**WHAT IS REQUIRED**. Please retype the entries from their first line up to and including the line that contains "side-stair-button[interactable]: Side Stair", matching every character.

Element region listings

____

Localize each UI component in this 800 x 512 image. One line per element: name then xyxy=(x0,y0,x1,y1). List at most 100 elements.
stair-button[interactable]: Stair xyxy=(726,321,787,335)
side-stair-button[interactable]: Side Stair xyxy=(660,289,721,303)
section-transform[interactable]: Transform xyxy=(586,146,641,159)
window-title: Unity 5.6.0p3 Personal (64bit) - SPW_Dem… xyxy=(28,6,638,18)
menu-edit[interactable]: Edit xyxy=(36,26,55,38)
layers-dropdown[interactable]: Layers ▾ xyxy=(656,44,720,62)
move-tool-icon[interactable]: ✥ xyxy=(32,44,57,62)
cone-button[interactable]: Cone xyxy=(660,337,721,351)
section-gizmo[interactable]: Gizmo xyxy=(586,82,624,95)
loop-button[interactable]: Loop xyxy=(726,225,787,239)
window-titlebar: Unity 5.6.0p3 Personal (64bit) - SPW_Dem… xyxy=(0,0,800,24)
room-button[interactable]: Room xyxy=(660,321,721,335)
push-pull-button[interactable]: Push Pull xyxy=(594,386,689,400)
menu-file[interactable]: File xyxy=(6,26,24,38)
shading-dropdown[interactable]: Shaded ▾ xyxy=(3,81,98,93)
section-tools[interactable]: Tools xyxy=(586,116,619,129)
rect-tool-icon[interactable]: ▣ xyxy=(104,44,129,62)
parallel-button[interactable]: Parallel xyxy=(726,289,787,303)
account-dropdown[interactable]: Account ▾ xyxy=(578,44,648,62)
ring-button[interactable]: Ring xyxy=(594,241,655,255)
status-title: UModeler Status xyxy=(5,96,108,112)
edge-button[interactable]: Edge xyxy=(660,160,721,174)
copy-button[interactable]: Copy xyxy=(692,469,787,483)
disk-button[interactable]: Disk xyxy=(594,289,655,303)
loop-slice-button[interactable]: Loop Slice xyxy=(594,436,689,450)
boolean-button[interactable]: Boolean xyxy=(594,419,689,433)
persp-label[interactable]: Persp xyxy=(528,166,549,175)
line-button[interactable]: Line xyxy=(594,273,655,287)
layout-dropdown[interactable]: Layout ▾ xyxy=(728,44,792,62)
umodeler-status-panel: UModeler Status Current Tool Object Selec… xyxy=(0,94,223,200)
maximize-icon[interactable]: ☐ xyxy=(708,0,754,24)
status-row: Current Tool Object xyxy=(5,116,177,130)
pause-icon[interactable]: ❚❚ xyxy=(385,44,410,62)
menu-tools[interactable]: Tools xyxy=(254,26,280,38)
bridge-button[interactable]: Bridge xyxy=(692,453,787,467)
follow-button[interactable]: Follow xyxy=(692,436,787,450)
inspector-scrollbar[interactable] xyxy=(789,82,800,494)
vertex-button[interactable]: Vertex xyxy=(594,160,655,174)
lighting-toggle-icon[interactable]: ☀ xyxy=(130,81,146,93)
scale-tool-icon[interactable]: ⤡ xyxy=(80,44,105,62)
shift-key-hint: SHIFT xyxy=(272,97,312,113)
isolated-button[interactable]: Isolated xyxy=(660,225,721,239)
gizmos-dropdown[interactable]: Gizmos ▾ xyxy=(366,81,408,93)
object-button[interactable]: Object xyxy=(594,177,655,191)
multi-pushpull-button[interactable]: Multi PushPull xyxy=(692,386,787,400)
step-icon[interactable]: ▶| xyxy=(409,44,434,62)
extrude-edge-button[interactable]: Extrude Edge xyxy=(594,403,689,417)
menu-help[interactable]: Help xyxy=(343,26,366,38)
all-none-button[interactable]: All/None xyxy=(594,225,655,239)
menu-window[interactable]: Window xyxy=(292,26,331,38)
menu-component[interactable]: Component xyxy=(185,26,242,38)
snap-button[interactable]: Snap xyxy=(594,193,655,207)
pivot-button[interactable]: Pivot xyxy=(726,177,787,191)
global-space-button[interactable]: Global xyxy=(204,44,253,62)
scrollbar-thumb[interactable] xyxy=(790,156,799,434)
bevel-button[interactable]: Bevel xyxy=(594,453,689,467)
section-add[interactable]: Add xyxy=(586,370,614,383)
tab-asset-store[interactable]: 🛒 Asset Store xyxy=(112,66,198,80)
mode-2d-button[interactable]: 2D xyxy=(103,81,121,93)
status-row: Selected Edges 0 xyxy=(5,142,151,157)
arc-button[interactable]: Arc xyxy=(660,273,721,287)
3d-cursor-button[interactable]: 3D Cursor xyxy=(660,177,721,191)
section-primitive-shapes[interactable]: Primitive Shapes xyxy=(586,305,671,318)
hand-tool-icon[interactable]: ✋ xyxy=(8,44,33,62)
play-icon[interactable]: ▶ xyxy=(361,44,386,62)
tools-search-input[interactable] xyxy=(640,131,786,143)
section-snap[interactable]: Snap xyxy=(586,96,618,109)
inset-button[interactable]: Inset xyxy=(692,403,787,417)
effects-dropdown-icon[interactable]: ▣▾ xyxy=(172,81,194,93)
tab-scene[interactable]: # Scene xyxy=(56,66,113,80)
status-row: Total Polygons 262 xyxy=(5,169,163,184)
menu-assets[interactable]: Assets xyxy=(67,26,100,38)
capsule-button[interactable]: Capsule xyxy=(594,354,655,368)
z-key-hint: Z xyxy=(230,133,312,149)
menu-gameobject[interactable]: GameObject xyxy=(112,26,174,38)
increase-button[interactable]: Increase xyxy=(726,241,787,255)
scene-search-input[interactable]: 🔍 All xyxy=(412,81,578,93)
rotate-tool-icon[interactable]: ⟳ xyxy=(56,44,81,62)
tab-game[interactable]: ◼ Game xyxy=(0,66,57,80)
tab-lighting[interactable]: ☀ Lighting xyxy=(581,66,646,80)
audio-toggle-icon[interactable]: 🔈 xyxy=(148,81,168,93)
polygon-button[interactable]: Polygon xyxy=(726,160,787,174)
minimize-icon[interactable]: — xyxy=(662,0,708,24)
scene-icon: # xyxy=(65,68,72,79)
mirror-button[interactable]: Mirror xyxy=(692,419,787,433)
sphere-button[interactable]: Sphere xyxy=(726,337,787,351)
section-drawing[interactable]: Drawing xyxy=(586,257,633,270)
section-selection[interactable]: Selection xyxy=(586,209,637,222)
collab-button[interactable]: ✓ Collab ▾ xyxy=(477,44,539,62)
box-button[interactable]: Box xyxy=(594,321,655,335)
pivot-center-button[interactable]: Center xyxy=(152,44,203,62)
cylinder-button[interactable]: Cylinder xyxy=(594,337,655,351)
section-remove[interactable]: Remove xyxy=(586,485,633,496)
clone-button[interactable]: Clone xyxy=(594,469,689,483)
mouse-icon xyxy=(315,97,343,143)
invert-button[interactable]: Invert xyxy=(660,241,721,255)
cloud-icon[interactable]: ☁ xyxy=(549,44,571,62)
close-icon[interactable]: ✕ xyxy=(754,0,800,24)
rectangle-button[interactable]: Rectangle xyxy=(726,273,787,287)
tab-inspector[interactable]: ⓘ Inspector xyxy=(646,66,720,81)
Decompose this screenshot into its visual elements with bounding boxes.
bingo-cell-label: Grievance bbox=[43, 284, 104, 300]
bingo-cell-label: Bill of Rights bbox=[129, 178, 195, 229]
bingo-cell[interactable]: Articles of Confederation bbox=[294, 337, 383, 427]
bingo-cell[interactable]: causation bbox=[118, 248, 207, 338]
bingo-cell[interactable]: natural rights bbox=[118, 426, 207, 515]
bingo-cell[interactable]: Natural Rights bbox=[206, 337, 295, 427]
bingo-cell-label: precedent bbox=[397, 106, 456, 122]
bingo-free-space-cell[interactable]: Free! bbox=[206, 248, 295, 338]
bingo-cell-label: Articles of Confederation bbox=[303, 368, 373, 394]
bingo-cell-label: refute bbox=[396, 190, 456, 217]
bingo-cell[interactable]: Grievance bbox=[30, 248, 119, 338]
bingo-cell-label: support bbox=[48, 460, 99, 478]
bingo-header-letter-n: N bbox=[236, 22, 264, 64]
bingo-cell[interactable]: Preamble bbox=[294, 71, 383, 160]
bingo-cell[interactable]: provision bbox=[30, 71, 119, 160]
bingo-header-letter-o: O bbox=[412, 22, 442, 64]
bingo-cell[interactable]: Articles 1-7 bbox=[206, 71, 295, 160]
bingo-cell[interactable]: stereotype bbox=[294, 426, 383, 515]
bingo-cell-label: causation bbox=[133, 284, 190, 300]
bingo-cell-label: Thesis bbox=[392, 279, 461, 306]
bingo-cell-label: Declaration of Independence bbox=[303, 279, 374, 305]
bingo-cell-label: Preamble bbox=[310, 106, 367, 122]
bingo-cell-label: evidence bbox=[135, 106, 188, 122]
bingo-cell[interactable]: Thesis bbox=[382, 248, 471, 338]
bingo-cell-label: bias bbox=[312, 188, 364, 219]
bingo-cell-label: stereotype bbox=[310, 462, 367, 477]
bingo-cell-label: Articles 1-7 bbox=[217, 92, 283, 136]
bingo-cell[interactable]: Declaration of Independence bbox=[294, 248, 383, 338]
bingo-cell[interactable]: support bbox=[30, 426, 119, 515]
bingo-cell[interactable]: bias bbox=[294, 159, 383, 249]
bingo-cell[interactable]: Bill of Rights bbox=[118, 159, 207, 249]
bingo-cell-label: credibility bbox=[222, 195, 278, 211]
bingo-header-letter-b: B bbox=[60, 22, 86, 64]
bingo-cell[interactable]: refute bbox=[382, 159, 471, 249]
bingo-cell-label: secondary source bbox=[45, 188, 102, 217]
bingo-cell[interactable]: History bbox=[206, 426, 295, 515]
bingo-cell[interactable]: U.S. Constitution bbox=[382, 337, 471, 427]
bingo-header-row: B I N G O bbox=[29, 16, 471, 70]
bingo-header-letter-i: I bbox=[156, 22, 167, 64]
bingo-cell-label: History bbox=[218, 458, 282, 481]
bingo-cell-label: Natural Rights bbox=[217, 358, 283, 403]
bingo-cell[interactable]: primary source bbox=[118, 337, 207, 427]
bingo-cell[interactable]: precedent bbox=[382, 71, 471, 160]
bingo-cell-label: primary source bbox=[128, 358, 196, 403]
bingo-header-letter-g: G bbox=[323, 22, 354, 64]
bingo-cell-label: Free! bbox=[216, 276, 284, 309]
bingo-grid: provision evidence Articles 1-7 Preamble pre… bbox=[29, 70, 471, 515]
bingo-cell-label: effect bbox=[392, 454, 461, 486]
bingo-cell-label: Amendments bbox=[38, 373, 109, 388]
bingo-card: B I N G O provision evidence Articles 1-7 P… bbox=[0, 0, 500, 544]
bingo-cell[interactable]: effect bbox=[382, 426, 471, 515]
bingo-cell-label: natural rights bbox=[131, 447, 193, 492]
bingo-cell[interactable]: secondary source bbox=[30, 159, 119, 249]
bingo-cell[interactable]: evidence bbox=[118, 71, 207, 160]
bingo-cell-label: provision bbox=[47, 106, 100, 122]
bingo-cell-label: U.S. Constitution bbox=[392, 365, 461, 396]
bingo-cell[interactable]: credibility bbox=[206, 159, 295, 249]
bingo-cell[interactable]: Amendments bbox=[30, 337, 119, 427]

____

**EXERCISE OUTPUT**.
Localize each UI component in this 800 x 512 image. One line per element: name then xyxy=(x0,y0,x1,y1). List at most 100 elements.
stair-button[interactable]: Stair xyxy=(726,321,787,335)
side-stair-button[interactable]: Side Stair xyxy=(660,289,721,303)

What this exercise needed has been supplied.